**PROBLEM**
Report each line of the data that includes the word "АРМИРОВАНИЕ".

**DATA PROVIDED**

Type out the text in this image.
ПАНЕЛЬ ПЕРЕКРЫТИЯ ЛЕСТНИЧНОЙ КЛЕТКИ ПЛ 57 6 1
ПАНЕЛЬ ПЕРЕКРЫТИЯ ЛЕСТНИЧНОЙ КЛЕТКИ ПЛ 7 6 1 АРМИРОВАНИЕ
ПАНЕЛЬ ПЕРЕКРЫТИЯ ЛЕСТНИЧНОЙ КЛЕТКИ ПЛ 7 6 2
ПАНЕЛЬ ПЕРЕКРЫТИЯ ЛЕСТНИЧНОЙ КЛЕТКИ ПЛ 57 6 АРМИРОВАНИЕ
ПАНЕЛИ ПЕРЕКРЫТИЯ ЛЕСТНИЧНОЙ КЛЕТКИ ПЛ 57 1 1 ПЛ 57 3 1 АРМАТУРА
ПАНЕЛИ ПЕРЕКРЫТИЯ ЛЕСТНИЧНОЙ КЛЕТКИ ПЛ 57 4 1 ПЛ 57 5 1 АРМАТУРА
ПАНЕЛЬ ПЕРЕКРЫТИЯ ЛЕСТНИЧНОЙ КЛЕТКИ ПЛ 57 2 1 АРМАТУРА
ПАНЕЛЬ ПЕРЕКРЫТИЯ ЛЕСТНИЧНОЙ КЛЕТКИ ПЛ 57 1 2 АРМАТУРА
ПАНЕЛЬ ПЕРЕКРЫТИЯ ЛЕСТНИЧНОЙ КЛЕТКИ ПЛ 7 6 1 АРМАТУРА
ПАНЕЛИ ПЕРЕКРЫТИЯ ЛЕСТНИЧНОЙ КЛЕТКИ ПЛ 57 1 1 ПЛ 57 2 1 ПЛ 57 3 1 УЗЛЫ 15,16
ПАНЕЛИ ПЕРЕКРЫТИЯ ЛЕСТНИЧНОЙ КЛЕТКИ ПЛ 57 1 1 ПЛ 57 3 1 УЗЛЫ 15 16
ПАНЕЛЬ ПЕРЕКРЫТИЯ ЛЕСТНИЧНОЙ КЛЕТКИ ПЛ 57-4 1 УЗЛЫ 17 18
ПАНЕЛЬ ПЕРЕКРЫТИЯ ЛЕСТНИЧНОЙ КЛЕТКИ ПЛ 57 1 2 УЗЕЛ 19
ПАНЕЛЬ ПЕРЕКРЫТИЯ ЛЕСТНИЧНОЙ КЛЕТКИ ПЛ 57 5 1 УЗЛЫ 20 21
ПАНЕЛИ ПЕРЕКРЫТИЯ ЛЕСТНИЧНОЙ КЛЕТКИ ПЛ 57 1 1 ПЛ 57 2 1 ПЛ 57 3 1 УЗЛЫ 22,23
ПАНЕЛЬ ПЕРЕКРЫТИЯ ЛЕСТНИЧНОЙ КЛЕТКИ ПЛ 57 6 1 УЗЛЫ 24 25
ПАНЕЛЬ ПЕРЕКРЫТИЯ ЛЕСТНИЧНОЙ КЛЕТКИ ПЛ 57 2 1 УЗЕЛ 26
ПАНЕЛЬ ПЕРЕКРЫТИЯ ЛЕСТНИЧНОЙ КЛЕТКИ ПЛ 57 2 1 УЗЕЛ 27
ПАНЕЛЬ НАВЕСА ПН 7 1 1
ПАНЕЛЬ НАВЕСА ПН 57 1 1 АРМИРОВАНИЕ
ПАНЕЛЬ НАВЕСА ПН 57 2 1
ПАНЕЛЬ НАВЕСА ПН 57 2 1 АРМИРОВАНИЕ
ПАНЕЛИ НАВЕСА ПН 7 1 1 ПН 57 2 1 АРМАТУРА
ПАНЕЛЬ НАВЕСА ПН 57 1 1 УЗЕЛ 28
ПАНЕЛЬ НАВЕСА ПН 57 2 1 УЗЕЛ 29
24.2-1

**WORKED ANSWER**
ПАНЕЛЬ ПЕРЕКРЫТИЯ ЛЕСТНИЧНОЙ КЛЕТКИ ПЛ 7 6 1 АРМИРОВАНИЕ
ПАНЕЛЬ ПЕРЕКРЫТИЯ ЛЕСТНИЧНОЙ КЛЕТКИ ПЛ 57 6 АРМИРОВАНИЕ
ПАНЕЛЬ НАВЕСА ПН 57 1 1 АРМИРОВАНИЕ
ПАНЕЛЬ НАВЕСА ПН 57 2 1 АРМИРОВАНИЕ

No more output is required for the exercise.